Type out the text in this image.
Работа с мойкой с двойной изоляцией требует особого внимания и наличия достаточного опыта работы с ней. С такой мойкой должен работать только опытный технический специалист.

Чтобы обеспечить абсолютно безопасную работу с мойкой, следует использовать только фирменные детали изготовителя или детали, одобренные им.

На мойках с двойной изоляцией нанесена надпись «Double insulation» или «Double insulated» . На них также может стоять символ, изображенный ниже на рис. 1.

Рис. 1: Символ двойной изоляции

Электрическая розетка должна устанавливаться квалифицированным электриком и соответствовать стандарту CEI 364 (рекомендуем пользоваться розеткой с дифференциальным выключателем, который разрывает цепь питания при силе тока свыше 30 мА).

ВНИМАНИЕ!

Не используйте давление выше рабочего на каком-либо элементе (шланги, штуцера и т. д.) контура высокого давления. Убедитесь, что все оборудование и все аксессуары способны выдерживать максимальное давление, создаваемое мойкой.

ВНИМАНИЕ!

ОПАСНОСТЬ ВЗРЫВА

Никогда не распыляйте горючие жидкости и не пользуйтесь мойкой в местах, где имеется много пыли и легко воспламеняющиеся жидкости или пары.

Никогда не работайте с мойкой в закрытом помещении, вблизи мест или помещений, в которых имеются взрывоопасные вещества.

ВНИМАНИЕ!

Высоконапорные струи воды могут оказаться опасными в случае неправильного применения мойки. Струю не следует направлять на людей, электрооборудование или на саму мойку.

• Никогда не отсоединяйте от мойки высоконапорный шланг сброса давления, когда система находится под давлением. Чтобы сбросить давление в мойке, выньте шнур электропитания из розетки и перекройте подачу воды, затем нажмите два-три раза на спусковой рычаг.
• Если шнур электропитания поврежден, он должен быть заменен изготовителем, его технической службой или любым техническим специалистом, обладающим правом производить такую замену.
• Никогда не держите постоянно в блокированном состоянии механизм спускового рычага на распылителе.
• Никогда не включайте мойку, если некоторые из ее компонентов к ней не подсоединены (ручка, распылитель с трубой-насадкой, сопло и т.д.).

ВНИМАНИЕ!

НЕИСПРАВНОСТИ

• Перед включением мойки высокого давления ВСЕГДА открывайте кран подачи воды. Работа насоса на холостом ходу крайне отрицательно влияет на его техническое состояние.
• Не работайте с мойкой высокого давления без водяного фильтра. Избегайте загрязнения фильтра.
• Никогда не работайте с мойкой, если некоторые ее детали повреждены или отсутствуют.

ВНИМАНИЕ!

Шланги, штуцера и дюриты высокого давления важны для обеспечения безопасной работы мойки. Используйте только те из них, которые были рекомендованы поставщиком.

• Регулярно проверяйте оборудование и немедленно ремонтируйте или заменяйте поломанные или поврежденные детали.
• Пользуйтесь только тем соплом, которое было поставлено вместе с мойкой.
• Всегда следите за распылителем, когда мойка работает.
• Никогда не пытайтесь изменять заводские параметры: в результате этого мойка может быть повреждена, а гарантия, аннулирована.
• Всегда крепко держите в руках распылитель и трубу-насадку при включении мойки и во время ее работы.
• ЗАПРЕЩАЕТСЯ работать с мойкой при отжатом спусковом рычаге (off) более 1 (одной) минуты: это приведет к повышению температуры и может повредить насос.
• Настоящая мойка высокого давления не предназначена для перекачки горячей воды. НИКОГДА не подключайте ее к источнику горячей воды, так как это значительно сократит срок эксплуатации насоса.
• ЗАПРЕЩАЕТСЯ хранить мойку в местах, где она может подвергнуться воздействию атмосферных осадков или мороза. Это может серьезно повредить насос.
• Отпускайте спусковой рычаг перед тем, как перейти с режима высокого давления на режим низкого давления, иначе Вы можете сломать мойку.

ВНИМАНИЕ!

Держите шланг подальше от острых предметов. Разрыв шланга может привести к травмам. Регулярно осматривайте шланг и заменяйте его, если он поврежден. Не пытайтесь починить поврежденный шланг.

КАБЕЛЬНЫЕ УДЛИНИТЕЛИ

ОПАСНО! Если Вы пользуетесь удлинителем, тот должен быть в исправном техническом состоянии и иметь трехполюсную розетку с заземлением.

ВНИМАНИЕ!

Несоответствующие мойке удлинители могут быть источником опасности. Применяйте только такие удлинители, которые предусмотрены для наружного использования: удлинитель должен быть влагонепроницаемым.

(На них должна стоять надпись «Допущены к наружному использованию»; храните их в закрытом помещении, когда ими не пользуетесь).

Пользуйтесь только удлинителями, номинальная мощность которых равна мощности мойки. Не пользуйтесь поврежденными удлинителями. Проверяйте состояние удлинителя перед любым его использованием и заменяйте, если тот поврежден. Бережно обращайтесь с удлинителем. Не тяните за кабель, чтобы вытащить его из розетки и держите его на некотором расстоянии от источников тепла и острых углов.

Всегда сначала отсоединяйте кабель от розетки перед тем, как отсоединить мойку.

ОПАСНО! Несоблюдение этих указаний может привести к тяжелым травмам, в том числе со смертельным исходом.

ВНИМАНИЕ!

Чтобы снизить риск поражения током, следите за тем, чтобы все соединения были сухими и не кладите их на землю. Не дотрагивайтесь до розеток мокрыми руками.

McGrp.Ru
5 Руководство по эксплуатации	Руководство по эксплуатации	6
--
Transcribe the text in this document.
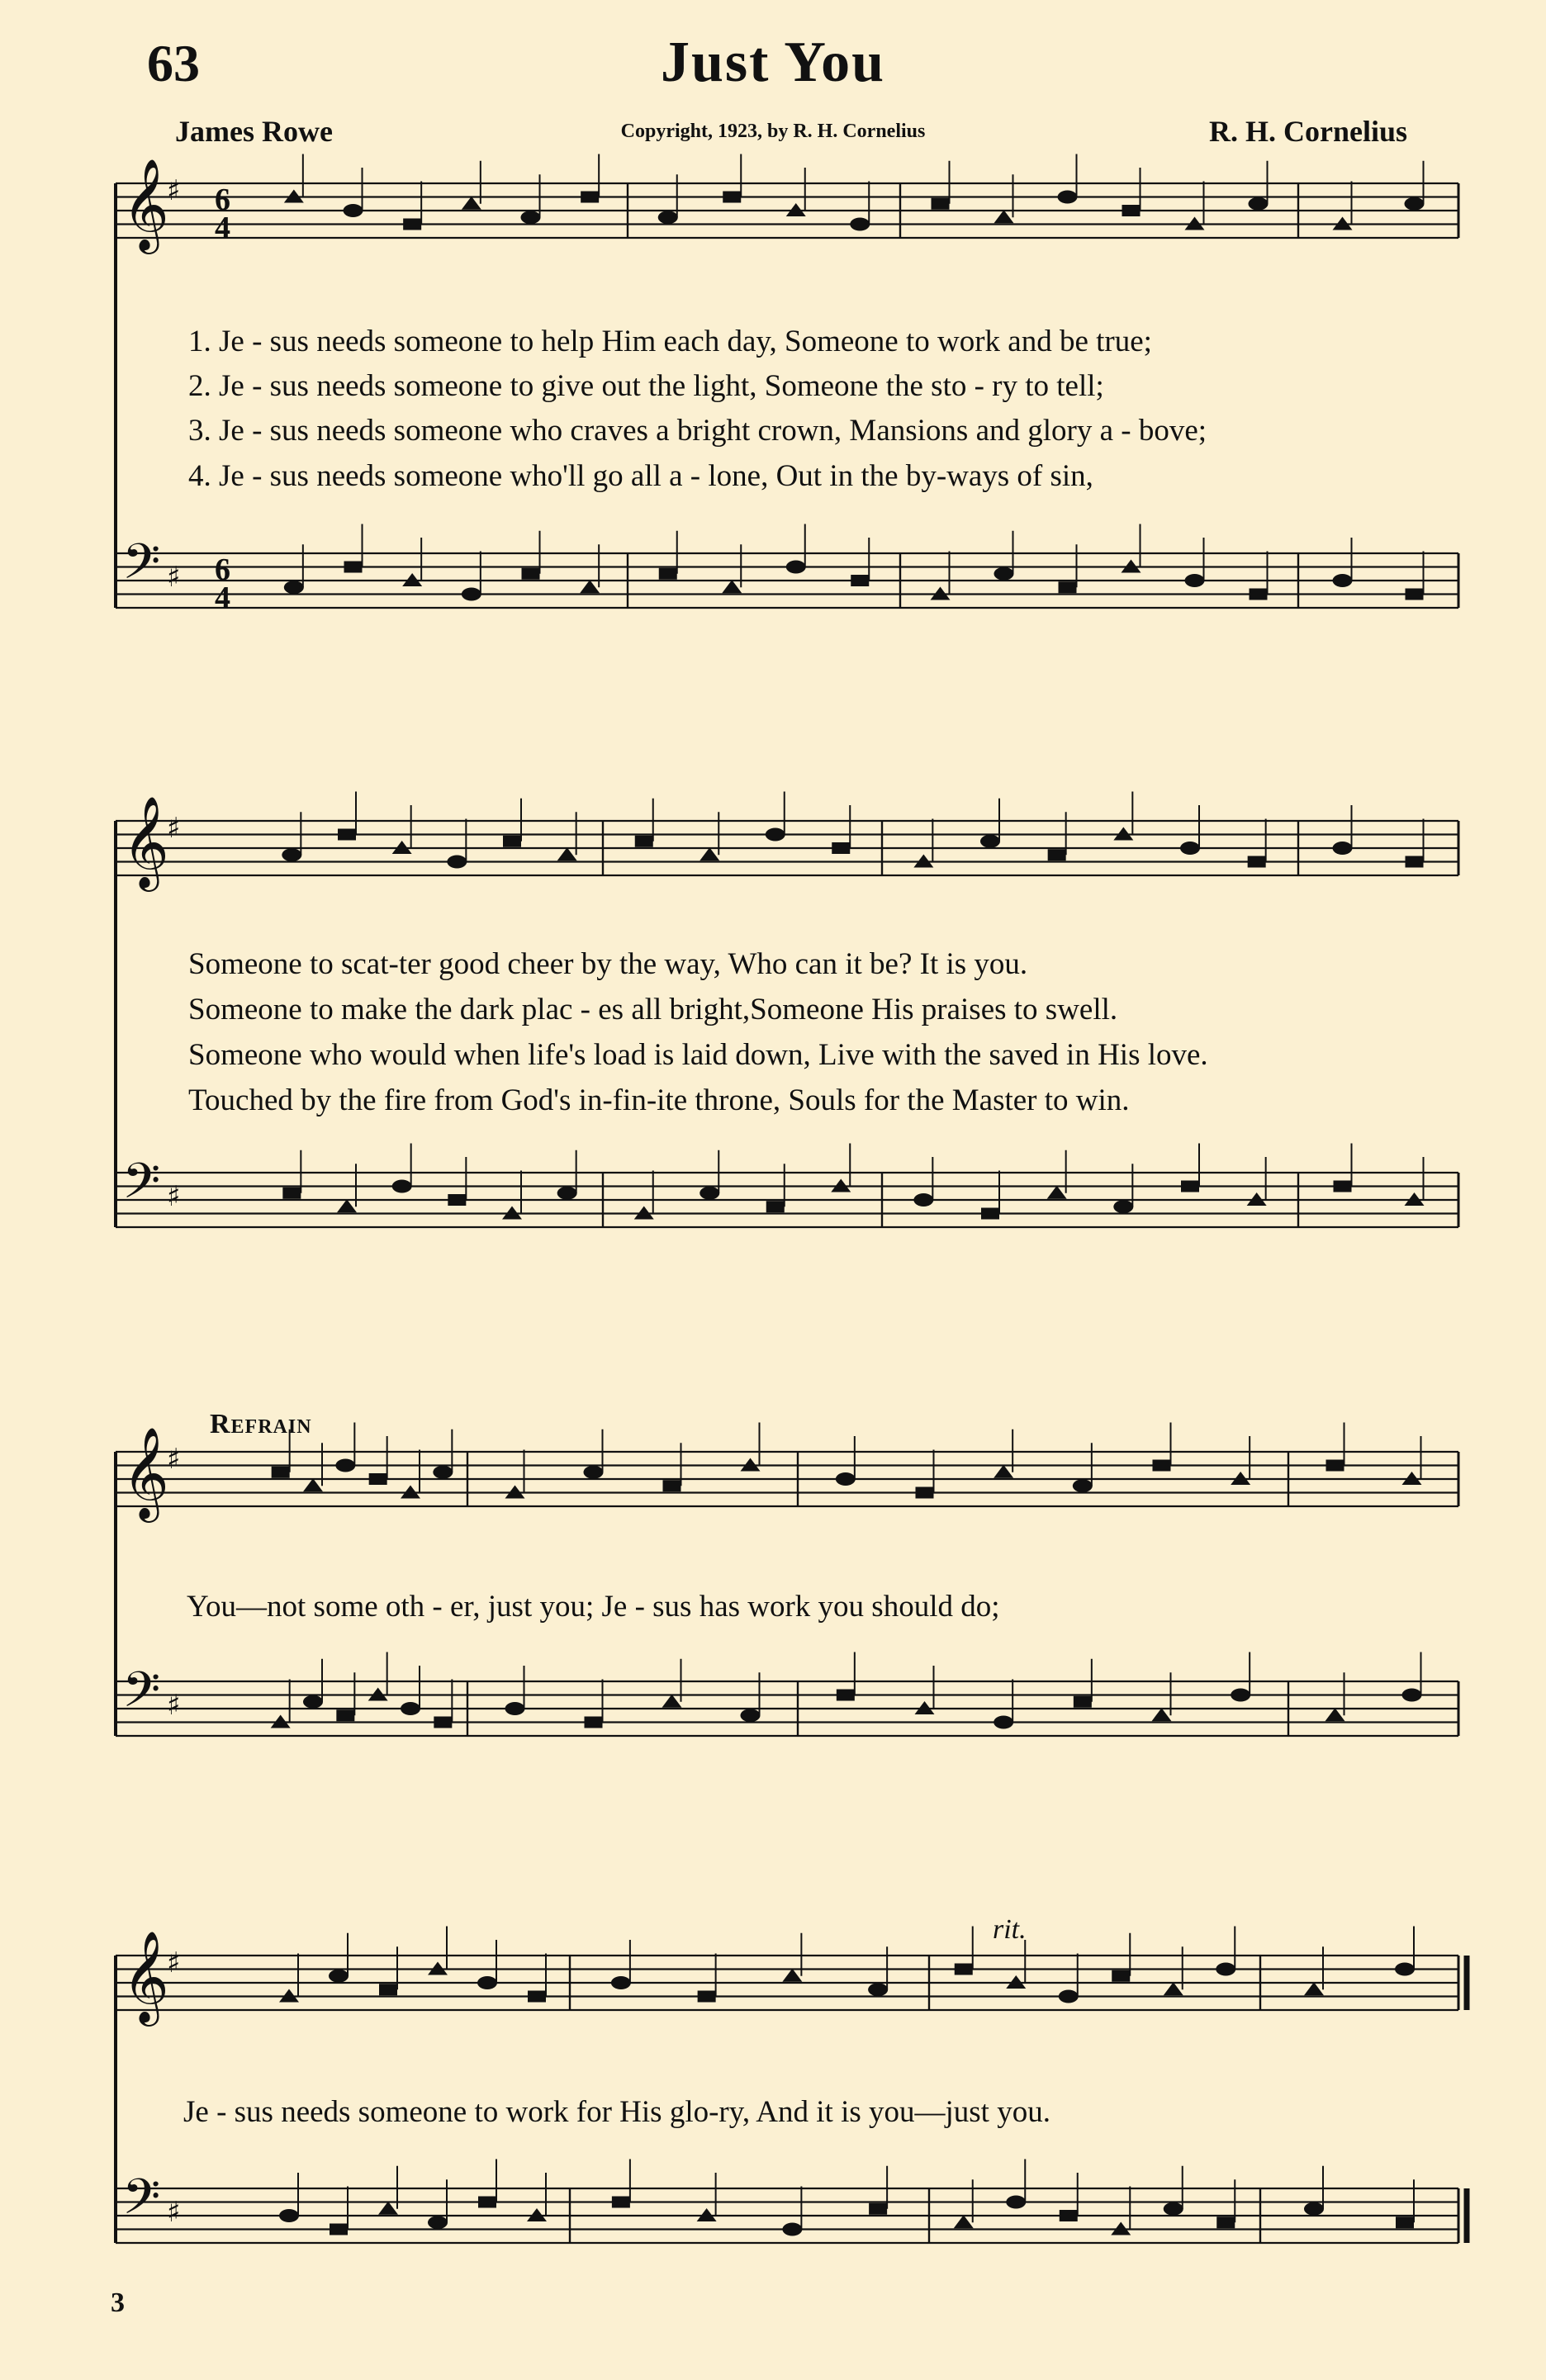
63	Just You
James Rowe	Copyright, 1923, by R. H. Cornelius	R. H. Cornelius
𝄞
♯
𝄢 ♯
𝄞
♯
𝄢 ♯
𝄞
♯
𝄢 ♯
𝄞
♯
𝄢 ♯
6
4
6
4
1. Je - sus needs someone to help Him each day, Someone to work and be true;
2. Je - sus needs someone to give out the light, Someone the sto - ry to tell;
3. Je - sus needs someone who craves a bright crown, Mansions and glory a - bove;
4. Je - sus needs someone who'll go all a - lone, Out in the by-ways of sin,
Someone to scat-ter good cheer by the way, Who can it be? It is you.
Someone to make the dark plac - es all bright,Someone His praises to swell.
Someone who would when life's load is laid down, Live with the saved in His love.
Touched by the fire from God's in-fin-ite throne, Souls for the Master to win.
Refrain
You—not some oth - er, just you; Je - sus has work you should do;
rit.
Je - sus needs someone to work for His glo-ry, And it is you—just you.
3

### What is required
Say how many lines in the entries contain the string "работать", and say nothing else.

### Output of the task
2